→ **WHAT YOU ARE ASKED TO DO**: Only the pictures are left out: repeat the rest of the entries exactly.

Figure record listings:
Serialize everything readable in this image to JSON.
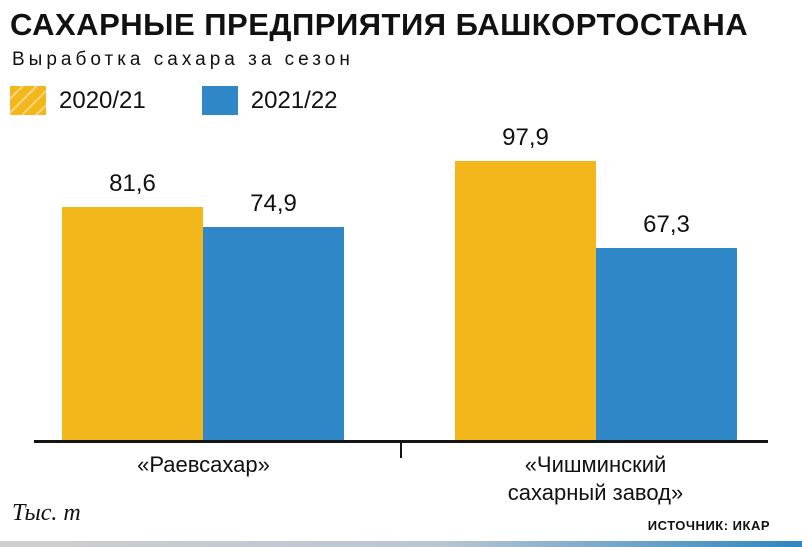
{
  "title": "САХАРНЫЕ ПРЕДПРИЯТИЯ БАШКОРТОСТАНА",
  "subtitle": "Выработка сахара за сезон",
  "legend": {
    "items": [
      {
        "label": "2020/21",
        "color": "#f3b71b",
        "hatched": true
      },
      {
        "label": "2021/22",
        "color": "#2f87c8",
        "hatched": false
      }
    ]
  },
  "chart_data": {
    "type": "bar",
    "title": "САХАРНЫЕ ПРЕДПРИЯТИЯ БАШКОРТОСТАНА",
    "subtitle": "Выработка сахара за сезон",
    "unit": "Тыс. т",
    "categories": [
      "«Раевсахар»",
      "«Чишминский сахарный завод»"
    ],
    "series": [
      {
        "name": "2020/21",
        "color": "#f3b71b",
        "hatched": true,
        "values": [
          81.6,
          97.9
        ],
        "labels": [
          "81,6",
          "97,9"
        ]
      },
      {
        "name": "2021/22",
        "color": "#2f87c8",
        "hatched": false,
        "values": [
          74.9,
          67.3
        ],
        "labels": [
          "74,9",
          "67,3"
        ]
      }
    ],
    "ylim": [
      0,
      105
    ],
    "grid": false,
    "legend_position": "top-left"
  },
  "footer": {
    "unit_label": "Тыс. т",
    "source_label": "ИСТОЧНИК: ИКАР"
  }
}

→ **ANSWER FOR THE TASK**:
Serialize everything readable in this image to JSON.
{
  "title": "САХАРНЫЕ ПРЕДПРИЯТИЯ БАШКОРТОСТАНА",
  "subtitle": "Выработка сахара за сезон",
  "legend": {
    "items": [
      {
        "label": "2020/21",
        "color": "#f3b71b",
        "hatched": true
      },
      {
        "label": "2021/22",
        "color": "#2f87c8",
        "hatched": false
      }
    ]
  },
  "chart_data": {
    "type": "bar",
    "title": "САХАРНЫЕ ПРЕДПРИЯТИЯ БАШКОРТОСТАНА",
    "subtitle": "Выработка сахара за сезон",
    "unit": "Тыс. т",
    "categories": [
      "«Раевсахар»",
      "«Чишминский сахарный завод»"
    ],
    "series": [
      {
        "name": "2020/21",
        "color": "#f3b71b",
        "hatched": true,
        "values": [
          81.6,
          97.9
        ],
        "labels": [
          "81,6",
          "97,9"
        ]
      },
      {
        "name": "2021/22",
        "color": "#2f87c8",
        "hatched": false,
        "values": [
          74.9,
          67.3
        ],
        "labels": [
          "74,9",
          "67,3"
        ]
      }
    ],
    "ylim": [
      0,
      105
    ],
    "grid": false,
    "legend_position": "top-left"
  },
  "footer": {
    "unit_label": "Тыс. т",
    "source_label": "ИСТОЧНИК: ИКАР"
  }
}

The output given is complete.